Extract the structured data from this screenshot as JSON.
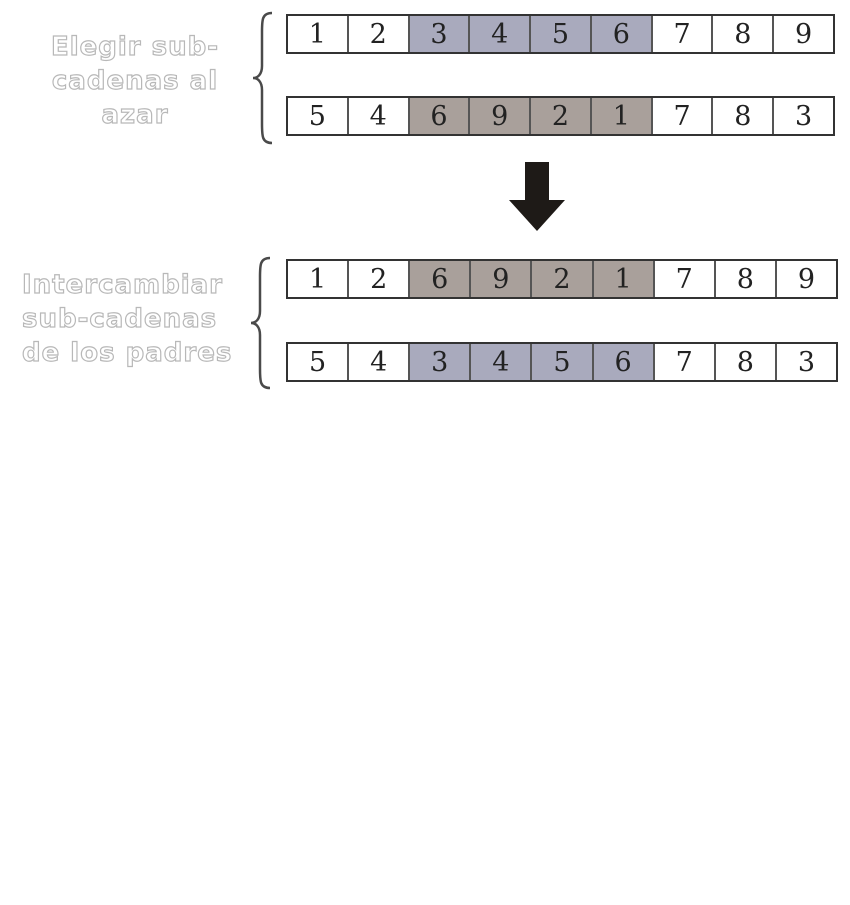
{
  "labels": {
    "top": [
      "Elegir sub-",
      "cadenas al",
      "azar"
    ],
    "bottom": [
      "Intercambiar",
      "sub-cadenas",
      "de los padres"
    ]
  },
  "colors": {
    "white": "#ffffff",
    "blue": "#a9aabd",
    "brown": "#a9a09b"
  },
  "rows": [
    {
      "name": "parent-1",
      "cells": [
        {
          "v": "1",
          "c": "white"
        },
        {
          "v": "2",
          "c": "white"
        },
        {
          "v": "3",
          "c": "blue"
        },
        {
          "v": "4",
          "c": "blue"
        },
        {
          "v": "5",
          "c": "blue"
        },
        {
          "v": "6",
          "c": "blue"
        },
        {
          "v": "7",
          "c": "white"
        },
        {
          "v": "8",
          "c": "white"
        },
        {
          "v": "9",
          "c": "white"
        }
      ]
    },
    {
      "name": "parent-2",
      "cells": [
        {
          "v": "5",
          "c": "white"
        },
        {
          "v": "4",
          "c": "white"
        },
        {
          "v": "6",
          "c": "brown"
        },
        {
          "v": "9",
          "c": "brown"
        },
        {
          "v": "2",
          "c": "brown"
        },
        {
          "v": "1",
          "c": "brown"
        },
        {
          "v": "7",
          "c": "white"
        },
        {
          "v": "8",
          "c": "white"
        },
        {
          "v": "3",
          "c": "white"
        }
      ]
    },
    {
      "name": "child-1",
      "cells": [
        {
          "v": "1",
          "c": "white"
        },
        {
          "v": "2",
          "c": "white"
        },
        {
          "v": "6",
          "c": "brown"
        },
        {
          "v": "9",
          "c": "brown"
        },
        {
          "v": "2",
          "c": "brown"
        },
        {
          "v": "1",
          "c": "brown"
        },
        {
          "v": "7",
          "c": "white"
        },
        {
          "v": "8",
          "c": "white"
        },
        {
          "v": "9",
          "c": "white"
        }
      ]
    },
    {
      "name": "child-2",
      "cells": [
        {
          "v": "5",
          "c": "white"
        },
        {
          "v": "4",
          "c": "white"
        },
        {
          "v": "3",
          "c": "blue"
        },
        {
          "v": "4",
          "c": "blue"
        },
        {
          "v": "5",
          "c": "blue"
        },
        {
          "v": "6",
          "c": "blue"
        },
        {
          "v": "7",
          "c": "white"
        },
        {
          "v": "8",
          "c": "white"
        },
        {
          "v": "3",
          "c": "white"
        }
      ]
    }
  ]
}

EXERCISE – Exclude the pictures, and transcribe all of the material exactly.

TASK SOLUTION –
Extract the structured data from this screenshot as JSON.
{
  "labels": {
    "top": [
      "Elegir sub-",
      "cadenas al",
      "azar"
    ],
    "bottom": [
      "Intercambiar",
      "sub-cadenas",
      "de los padres"
    ]
  },
  "colors": {
    "white": "#ffffff",
    "blue": "#a9aabd",
    "brown": "#a9a09b"
  },
  "rows": [
    {
      "name": "parent-1",
      "cells": [
        {
          "v": "1",
          "c": "white"
        },
        {
          "v": "2",
          "c": "white"
        },
        {
          "v": "3",
          "c": "blue"
        },
        {
          "v": "4",
          "c": "blue"
        },
        {
          "v": "5",
          "c": "blue"
        },
        {
          "v": "6",
          "c": "blue"
        },
        {
          "v": "7",
          "c": "white"
        },
        {
          "v": "8",
          "c": "white"
        },
        {
          "v": "9",
          "c": "white"
        }
      ]
    },
    {
      "name": "parent-2",
      "cells": [
        {
          "v": "5",
          "c": "white"
        },
        {
          "v": "4",
          "c": "white"
        },
        {
          "v": "6",
          "c": "brown"
        },
        {
          "v": "9",
          "c": "brown"
        },
        {
          "v": "2",
          "c": "brown"
        },
        {
          "v": "1",
          "c": "brown"
        },
        {
          "v": "7",
          "c": "white"
        },
        {
          "v": "8",
          "c": "white"
        },
        {
          "v": "3",
          "c": "white"
        }
      ]
    },
    {
      "name": "child-1",
      "cells": [
        {
          "v": "1",
          "c": "white"
        },
        {
          "v": "2",
          "c": "white"
        },
        {
          "v": "6",
          "c": "brown"
        },
        {
          "v": "9",
          "c": "brown"
        },
        {
          "v": "2",
          "c": "brown"
        },
        {
          "v": "1",
          "c": "brown"
        },
        {
          "v": "7",
          "c": "white"
        },
        {
          "v": "8",
          "c": "white"
        },
        {
          "v": "9",
          "c": "white"
        }
      ]
    },
    {
      "name": "child-2",
      "cells": [
        {
          "v": "5",
          "c": "white"
        },
        {
          "v": "4",
          "c": "white"
        },
        {
          "v": "3",
          "c": "blue"
        },
        {
          "v": "4",
          "c": "blue"
        },
        {
          "v": "5",
          "c": "blue"
        },
        {
          "v": "6",
          "c": "blue"
        },
        {
          "v": "7",
          "c": "white"
        },
        {
          "v": "8",
          "c": "white"
        },
        {
          "v": "3",
          "c": "white"
        }
      ]
    }
  ]
}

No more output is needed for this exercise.